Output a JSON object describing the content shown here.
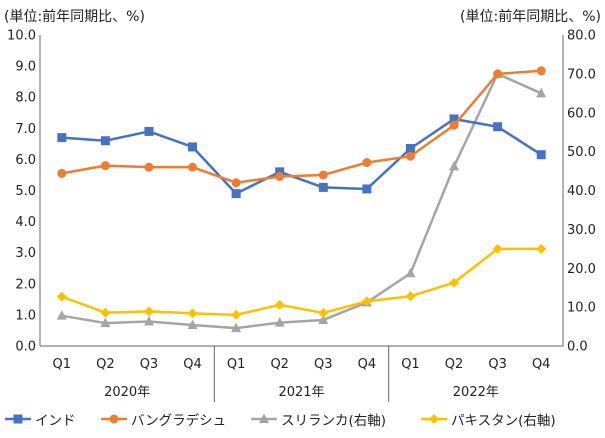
{
  "chart_data": {
    "type": "line",
    "title": "",
    "left_axis_label": "(単位:前年同期比、%)",
    "right_axis_label": "(単位:前年同期比、%)",
    "left_ylim": [
      0,
      10
    ],
    "left_yticks": [
      "0.0",
      "1.0",
      "2.0",
      "3.0",
      "4.0",
      "5.0",
      "6.0",
      "7.0",
      "8.0",
      "9.0",
      "10.0"
    ],
    "right_ylim": [
      0,
      80
    ],
    "right_yticks": [
      "0.0",
      "10.0",
      "20.0",
      "30.0",
      "40.0",
      "50.0",
      "60.0",
      "70.0",
      "80.0"
    ],
    "categories": [
      "Q1",
      "Q2",
      "Q3",
      "Q4",
      "Q1",
      "Q2",
      "Q3",
      "Q4",
      "Q1",
      "Q2",
      "Q3",
      "Q4"
    ],
    "years": [
      "2020年",
      "2021年",
      "2022年"
    ],
    "series": [
      {
        "name": "インド",
        "axis": "left",
        "color": "#4472C4",
        "marker": "square",
        "values": [
          6.7,
          6.6,
          6.9,
          6.4,
          4.9,
          5.6,
          5.1,
          5.05,
          6.35,
          7.3,
          7.05,
          6.15
        ]
      },
      {
        "name": "バングラデシュ",
        "axis": "left",
        "color": "#ED7D31",
        "marker": "circle",
        "values": [
          5.55,
          5.8,
          5.75,
          5.75,
          5.25,
          5.45,
          5.5,
          5.9,
          6.1,
          7.1,
          8.75,
          8.85
        ]
      },
      {
        "name": "スリランカ(右軸)",
        "axis": "right",
        "color": "#A5A5A5",
        "marker": "triangle",
        "values": [
          7.8,
          5.9,
          6.3,
          5.4,
          4.6,
          6.0,
          6.7,
          11.2,
          18.7,
          46.2,
          70.0,
          65.0
        ]
      },
      {
        "name": "パキスタン(右軸)",
        "axis": "right",
        "color": "#FFC000",
        "marker": "diamond",
        "values": [
          12.7,
          8.6,
          8.9,
          8.4,
          8.0,
          10.6,
          8.5,
          11.5,
          12.8,
          16.3,
          25.0,
          25.0
        ]
      }
    ]
  }
}
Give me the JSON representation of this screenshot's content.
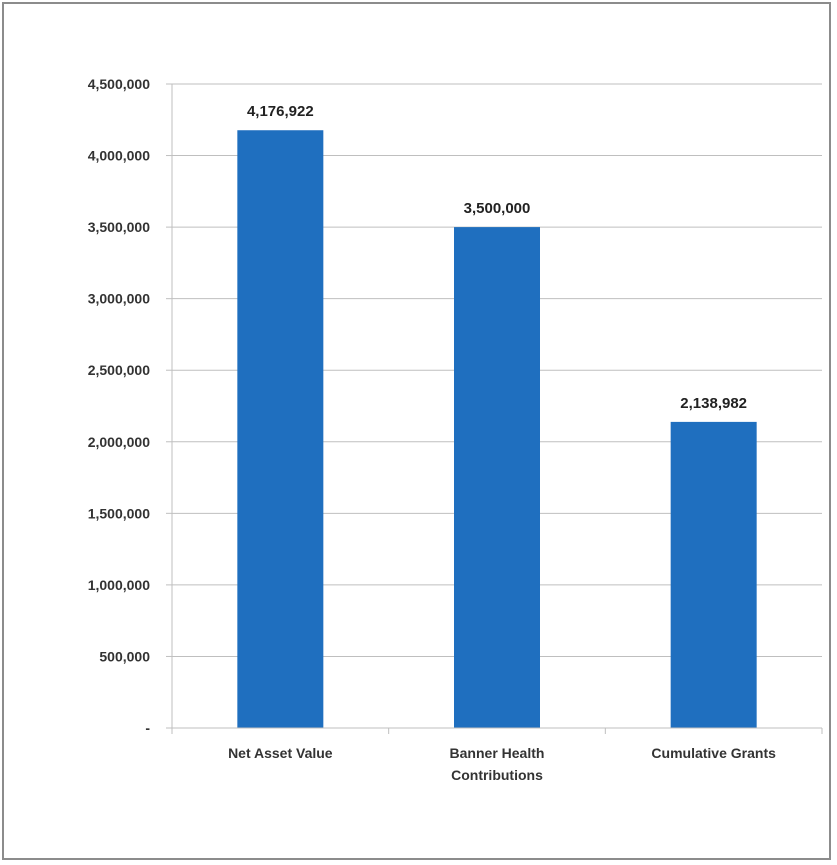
{
  "chart_data": {
    "type": "bar",
    "title": "",
    "xlabel": "",
    "ylabel": "",
    "categories": [
      [
        "Net Asset Value"
      ],
      [
        "Banner Health",
        "Contributions"
      ],
      [
        "Cumulative Grants"
      ]
    ],
    "values": [
      4176922,
      3500000,
      2138982
    ],
    "data_labels": [
      "4,176,922",
      "3,500,000",
      "2,138,982"
    ],
    "ylim": [
      0,
      4500000
    ],
    "y_ticks": [
      {
        "value": 0,
        "label": "-"
      },
      {
        "value": 500000,
        "label": "500,000"
      },
      {
        "value": 1000000,
        "label": "1,000,000"
      },
      {
        "value": 1500000,
        "label": "1,500,000"
      },
      {
        "value": 2000000,
        "label": "2,000,000"
      },
      {
        "value": 2500000,
        "label": "2,500,000"
      },
      {
        "value": 3000000,
        "label": "3,000,000"
      },
      {
        "value": 3500000,
        "label": "3,500,000"
      },
      {
        "value": 4000000,
        "label": "4,000,000"
      },
      {
        "value": 4500000,
        "label": "4,500,000"
      }
    ],
    "grid": true,
    "legend": "none",
    "colors": {
      "bar": "#1f6fbf",
      "grid": "#bfbfbf",
      "frame": "#8c8c8c"
    }
  }
}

###

▶ _Written request_
The lines to collect are those holding the string "marker"; copy them all.

▶ _Answer to this exercise_
        "marker": "square",
        "marker": "circle",
        "marker": "triangle",
        "marker": "diamond",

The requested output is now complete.